What you should do
Tally up how many lines in the listing below contain the string "JSON", and give only the total.

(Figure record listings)

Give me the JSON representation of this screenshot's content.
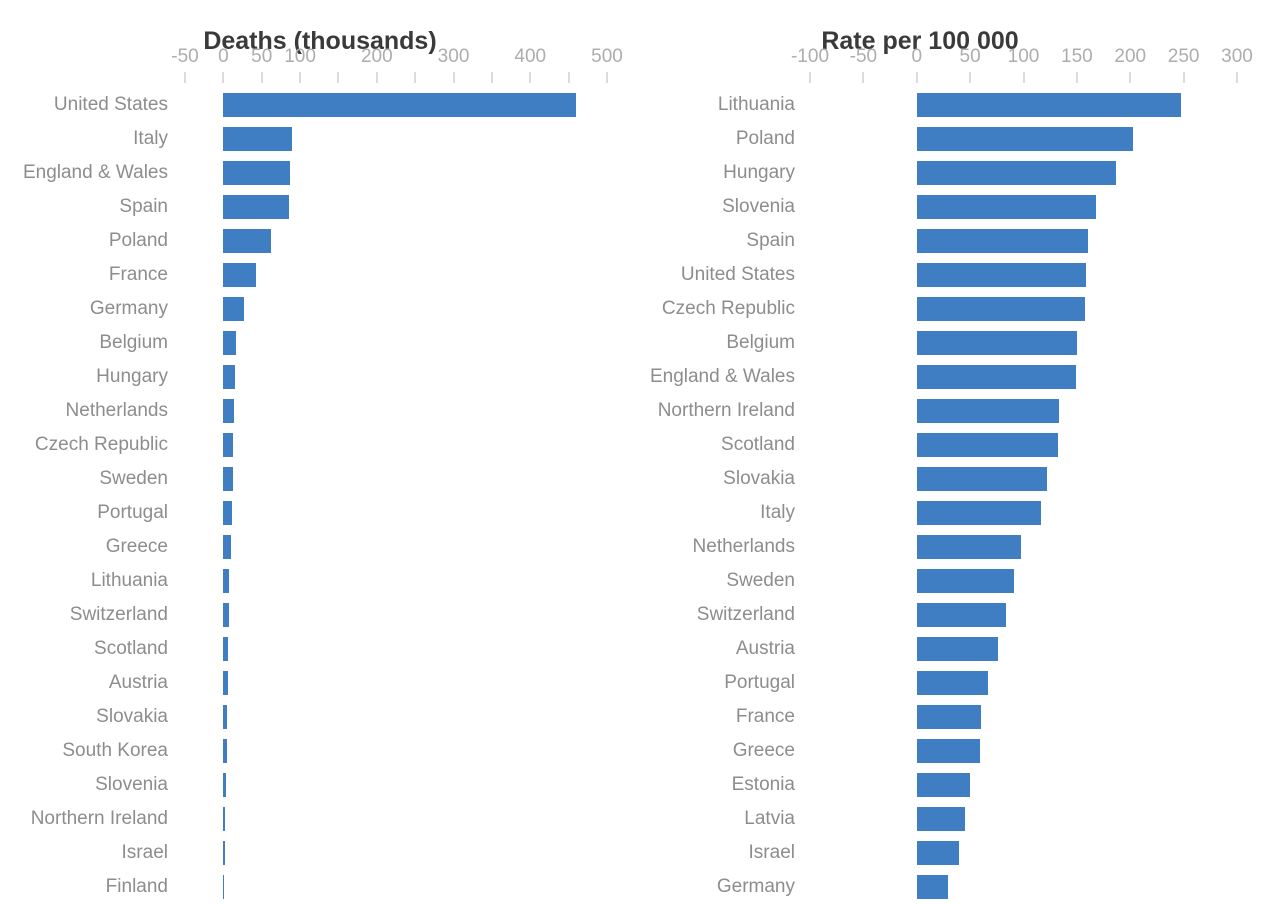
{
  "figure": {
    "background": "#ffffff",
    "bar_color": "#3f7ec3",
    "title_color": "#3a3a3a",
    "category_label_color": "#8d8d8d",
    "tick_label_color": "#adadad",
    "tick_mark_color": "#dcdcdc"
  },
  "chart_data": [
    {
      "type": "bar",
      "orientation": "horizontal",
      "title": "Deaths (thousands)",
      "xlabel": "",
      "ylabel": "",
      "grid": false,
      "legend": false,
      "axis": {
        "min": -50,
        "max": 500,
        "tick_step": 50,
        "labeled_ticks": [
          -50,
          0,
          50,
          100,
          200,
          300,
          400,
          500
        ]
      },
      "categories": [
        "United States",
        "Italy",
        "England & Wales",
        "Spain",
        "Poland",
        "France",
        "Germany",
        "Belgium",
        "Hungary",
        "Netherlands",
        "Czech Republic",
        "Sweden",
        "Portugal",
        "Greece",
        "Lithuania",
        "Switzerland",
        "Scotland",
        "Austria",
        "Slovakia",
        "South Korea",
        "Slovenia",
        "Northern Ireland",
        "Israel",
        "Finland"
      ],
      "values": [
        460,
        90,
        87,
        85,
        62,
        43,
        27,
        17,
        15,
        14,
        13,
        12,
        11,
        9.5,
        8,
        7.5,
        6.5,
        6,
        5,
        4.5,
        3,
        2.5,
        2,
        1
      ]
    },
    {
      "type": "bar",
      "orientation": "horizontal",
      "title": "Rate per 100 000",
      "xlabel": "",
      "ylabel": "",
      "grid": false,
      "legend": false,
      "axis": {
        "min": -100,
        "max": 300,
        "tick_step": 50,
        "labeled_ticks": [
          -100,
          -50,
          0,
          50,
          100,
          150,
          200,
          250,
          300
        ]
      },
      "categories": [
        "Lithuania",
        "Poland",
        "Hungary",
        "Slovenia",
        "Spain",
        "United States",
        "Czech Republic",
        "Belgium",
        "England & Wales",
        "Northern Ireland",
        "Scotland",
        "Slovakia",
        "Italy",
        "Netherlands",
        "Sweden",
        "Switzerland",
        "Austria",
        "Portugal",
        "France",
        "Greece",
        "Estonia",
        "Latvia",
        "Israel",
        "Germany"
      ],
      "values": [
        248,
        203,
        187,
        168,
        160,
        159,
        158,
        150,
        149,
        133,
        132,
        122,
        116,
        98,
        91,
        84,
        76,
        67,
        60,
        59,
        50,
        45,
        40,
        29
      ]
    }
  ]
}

* * *

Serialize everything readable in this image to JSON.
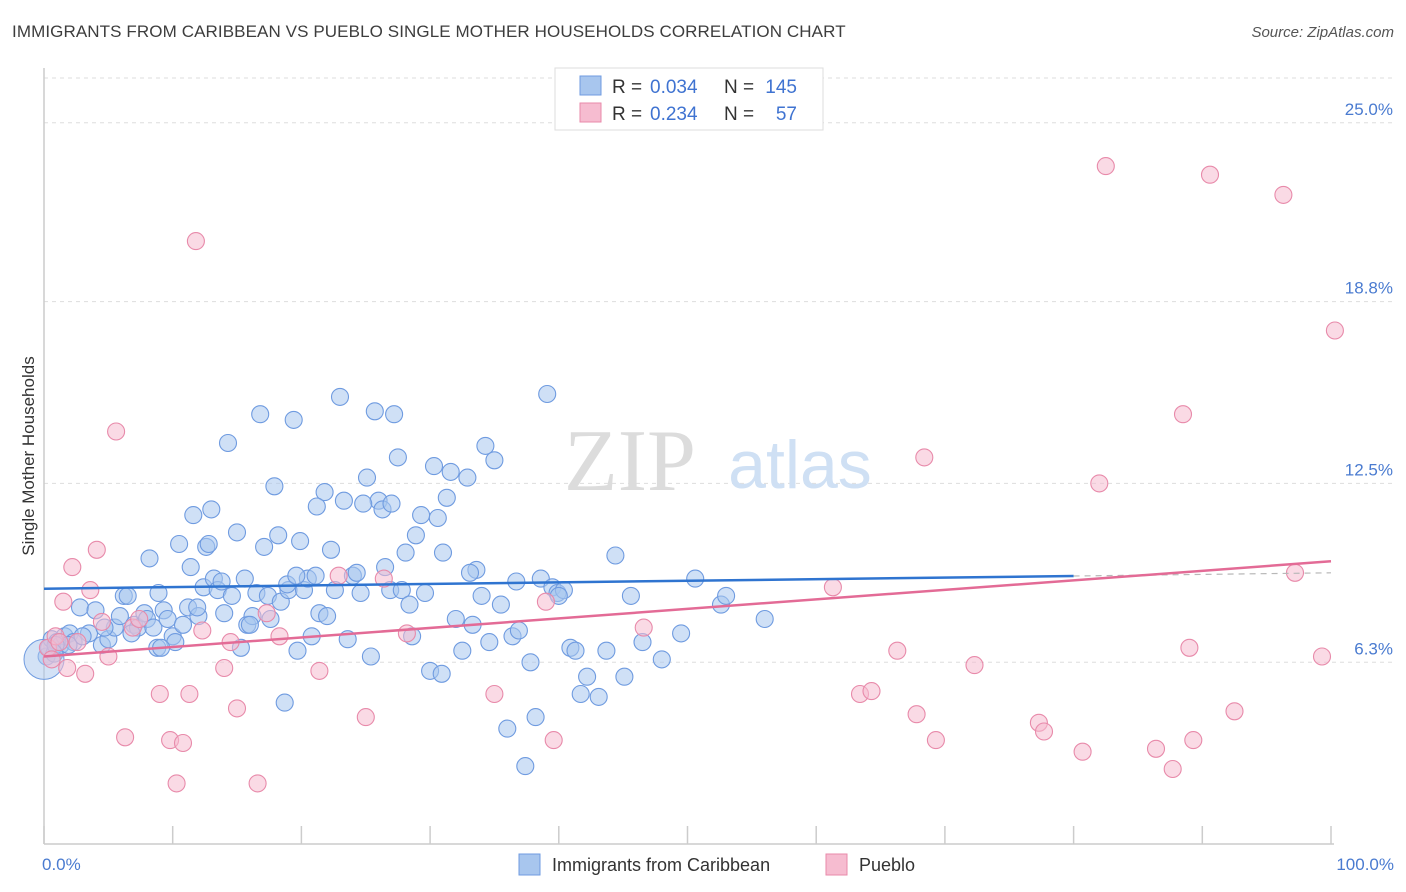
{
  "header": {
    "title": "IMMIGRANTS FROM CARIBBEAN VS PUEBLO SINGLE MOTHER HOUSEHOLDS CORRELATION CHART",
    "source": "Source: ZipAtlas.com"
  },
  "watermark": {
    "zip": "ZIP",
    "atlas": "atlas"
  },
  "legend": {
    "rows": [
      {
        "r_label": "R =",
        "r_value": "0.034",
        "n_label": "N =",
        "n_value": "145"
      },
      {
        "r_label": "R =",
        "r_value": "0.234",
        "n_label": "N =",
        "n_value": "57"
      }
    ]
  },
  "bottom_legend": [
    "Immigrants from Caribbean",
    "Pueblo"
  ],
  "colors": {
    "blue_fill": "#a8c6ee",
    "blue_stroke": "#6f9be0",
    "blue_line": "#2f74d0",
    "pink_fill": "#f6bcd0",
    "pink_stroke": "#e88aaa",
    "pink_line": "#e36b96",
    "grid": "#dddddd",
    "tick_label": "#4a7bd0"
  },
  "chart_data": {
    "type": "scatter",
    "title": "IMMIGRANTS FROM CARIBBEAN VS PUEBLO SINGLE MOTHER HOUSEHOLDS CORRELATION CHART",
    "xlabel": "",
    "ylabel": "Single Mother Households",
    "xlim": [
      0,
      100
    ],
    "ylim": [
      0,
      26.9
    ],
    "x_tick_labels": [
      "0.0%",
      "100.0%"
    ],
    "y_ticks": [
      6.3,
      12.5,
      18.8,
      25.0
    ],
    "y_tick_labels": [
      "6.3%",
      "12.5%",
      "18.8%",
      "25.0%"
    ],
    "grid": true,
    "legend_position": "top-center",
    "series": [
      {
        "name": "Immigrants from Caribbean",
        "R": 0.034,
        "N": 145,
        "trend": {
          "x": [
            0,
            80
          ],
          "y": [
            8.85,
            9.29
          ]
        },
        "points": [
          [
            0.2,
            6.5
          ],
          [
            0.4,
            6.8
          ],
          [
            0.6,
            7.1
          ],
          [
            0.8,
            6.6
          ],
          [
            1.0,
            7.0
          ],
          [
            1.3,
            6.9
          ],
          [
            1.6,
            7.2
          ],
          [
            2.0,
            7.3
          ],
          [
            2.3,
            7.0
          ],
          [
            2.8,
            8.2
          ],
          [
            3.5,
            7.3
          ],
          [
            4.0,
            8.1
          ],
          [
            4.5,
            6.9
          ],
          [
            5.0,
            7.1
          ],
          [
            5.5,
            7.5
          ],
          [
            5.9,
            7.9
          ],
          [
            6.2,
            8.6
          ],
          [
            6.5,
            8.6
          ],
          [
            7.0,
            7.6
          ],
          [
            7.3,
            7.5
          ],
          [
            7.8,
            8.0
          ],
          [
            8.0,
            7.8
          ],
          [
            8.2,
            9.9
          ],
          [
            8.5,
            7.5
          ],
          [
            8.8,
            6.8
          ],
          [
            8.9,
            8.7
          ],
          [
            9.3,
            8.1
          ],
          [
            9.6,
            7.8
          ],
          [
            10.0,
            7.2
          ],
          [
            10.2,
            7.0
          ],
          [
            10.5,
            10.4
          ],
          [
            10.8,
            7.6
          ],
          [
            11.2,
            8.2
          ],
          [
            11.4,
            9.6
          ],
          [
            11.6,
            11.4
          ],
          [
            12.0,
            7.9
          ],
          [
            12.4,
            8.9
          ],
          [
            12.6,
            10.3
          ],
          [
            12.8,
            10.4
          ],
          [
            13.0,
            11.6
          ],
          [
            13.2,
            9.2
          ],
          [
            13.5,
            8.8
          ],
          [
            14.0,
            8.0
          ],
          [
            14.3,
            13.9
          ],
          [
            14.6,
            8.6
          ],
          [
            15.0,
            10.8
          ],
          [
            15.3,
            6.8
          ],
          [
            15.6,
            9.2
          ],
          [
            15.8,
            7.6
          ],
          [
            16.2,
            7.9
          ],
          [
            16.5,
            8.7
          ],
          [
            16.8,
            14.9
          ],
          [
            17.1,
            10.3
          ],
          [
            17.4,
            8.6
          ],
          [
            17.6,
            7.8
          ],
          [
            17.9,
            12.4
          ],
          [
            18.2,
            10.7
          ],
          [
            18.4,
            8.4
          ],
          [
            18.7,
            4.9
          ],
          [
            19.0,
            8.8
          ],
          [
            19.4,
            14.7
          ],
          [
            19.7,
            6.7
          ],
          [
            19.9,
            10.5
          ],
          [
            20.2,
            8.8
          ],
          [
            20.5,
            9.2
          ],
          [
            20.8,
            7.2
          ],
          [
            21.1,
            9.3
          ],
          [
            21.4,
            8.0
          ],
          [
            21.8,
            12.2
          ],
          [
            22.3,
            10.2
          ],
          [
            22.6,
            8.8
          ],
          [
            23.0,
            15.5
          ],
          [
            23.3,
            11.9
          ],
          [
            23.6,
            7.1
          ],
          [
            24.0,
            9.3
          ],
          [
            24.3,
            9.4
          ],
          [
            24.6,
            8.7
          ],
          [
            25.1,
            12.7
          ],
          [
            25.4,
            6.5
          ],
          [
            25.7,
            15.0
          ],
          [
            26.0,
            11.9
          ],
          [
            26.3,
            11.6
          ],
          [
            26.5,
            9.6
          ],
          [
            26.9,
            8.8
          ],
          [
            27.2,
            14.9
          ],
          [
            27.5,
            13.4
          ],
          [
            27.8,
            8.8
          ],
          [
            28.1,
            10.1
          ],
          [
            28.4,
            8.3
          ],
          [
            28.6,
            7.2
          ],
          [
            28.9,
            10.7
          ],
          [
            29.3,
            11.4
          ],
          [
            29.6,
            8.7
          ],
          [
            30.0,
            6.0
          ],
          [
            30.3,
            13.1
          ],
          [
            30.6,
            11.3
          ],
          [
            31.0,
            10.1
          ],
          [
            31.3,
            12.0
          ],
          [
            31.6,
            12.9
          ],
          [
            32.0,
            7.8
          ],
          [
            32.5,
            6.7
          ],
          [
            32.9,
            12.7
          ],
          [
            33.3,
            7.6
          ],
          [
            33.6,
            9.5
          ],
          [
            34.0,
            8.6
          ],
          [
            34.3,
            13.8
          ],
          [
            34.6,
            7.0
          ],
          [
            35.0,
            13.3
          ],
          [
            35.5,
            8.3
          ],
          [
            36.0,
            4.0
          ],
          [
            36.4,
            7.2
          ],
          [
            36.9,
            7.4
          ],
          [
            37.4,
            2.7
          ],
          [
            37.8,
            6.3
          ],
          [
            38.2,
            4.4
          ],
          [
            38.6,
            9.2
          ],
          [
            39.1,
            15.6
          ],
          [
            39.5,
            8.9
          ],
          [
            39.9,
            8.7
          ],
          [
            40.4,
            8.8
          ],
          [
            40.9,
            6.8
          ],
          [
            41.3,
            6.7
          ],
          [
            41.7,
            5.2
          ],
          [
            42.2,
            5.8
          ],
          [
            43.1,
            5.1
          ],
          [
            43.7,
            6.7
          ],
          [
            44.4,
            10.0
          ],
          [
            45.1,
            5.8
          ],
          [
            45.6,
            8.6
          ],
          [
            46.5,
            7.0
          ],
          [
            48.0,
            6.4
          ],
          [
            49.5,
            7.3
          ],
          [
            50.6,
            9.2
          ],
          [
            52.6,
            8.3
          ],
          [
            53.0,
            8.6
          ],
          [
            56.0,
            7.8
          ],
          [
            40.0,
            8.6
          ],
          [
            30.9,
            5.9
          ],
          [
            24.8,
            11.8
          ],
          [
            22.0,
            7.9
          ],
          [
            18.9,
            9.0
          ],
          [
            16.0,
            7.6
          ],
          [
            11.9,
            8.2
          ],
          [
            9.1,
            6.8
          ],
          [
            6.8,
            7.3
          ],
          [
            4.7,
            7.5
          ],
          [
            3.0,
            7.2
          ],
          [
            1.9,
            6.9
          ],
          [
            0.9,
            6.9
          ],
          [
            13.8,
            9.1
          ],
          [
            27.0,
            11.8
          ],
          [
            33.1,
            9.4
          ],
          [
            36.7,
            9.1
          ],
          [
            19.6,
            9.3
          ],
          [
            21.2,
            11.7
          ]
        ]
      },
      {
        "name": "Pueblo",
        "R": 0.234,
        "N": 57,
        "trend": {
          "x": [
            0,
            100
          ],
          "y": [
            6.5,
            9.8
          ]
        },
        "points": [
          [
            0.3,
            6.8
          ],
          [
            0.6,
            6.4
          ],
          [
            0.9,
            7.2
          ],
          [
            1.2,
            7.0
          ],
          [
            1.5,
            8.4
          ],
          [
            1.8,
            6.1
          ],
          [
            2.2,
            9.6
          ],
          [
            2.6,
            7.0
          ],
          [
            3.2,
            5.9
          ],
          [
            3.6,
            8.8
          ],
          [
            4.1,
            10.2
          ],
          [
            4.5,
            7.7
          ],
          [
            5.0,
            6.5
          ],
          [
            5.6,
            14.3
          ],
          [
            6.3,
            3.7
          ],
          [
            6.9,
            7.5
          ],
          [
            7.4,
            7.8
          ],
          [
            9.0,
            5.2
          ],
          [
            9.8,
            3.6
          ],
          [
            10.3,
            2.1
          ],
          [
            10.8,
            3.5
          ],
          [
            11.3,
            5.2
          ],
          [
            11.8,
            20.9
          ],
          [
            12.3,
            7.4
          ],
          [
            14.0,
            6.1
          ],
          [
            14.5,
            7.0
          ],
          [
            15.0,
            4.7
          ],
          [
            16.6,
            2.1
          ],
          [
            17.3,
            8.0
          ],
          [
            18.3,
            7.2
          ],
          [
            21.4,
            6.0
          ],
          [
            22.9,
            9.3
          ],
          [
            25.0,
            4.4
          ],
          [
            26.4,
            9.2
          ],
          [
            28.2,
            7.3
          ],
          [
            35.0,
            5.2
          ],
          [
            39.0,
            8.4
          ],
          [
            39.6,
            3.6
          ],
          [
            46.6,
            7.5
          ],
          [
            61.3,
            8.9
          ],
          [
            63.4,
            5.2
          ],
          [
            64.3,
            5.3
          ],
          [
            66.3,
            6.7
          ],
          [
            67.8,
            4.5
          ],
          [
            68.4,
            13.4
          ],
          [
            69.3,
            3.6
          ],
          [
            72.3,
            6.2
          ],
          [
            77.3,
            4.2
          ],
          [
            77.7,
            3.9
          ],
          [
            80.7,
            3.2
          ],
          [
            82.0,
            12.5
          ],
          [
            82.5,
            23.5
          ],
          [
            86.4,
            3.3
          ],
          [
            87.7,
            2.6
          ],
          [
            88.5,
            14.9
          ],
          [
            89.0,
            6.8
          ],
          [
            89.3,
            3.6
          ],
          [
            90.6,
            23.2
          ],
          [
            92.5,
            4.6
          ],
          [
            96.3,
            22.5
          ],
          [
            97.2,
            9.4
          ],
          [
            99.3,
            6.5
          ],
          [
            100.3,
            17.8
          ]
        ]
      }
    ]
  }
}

Response to the task
2